Task details – List all lines of the data containing the word "JSON".

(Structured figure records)
________________________
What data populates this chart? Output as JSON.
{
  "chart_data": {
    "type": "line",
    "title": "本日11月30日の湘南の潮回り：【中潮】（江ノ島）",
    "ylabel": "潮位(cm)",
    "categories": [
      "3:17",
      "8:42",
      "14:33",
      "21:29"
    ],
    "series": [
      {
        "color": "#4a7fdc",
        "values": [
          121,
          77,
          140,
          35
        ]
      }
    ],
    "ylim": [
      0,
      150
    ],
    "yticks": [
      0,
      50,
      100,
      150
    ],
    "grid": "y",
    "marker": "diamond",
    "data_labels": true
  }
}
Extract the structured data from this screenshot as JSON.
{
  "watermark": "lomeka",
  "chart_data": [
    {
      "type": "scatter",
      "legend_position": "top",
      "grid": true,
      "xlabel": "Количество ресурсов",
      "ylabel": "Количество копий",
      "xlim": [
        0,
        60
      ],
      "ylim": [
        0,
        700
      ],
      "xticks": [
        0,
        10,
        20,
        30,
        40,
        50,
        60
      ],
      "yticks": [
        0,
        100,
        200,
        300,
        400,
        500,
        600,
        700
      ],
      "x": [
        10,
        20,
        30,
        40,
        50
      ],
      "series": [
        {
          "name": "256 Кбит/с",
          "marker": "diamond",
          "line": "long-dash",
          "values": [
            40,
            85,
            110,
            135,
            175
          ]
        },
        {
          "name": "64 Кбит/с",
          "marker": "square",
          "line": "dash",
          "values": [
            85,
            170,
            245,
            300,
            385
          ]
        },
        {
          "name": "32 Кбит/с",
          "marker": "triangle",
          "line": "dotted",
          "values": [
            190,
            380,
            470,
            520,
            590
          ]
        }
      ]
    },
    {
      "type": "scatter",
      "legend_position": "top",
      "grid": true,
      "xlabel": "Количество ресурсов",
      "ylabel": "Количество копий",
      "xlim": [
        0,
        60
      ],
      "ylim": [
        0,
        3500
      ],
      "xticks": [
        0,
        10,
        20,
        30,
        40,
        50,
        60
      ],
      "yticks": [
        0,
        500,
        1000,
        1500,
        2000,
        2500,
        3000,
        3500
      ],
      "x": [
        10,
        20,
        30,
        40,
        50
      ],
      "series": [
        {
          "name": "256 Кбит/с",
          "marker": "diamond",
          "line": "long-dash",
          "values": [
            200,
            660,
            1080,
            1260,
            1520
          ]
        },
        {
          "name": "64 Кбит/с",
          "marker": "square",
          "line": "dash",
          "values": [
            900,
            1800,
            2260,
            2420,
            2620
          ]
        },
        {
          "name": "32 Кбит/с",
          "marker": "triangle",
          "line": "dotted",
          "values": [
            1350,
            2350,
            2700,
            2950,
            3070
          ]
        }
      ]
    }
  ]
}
________________________
Task answer –
What data populates this chart? Output as JSON.
Extract the structured data from this screenshot as JSON.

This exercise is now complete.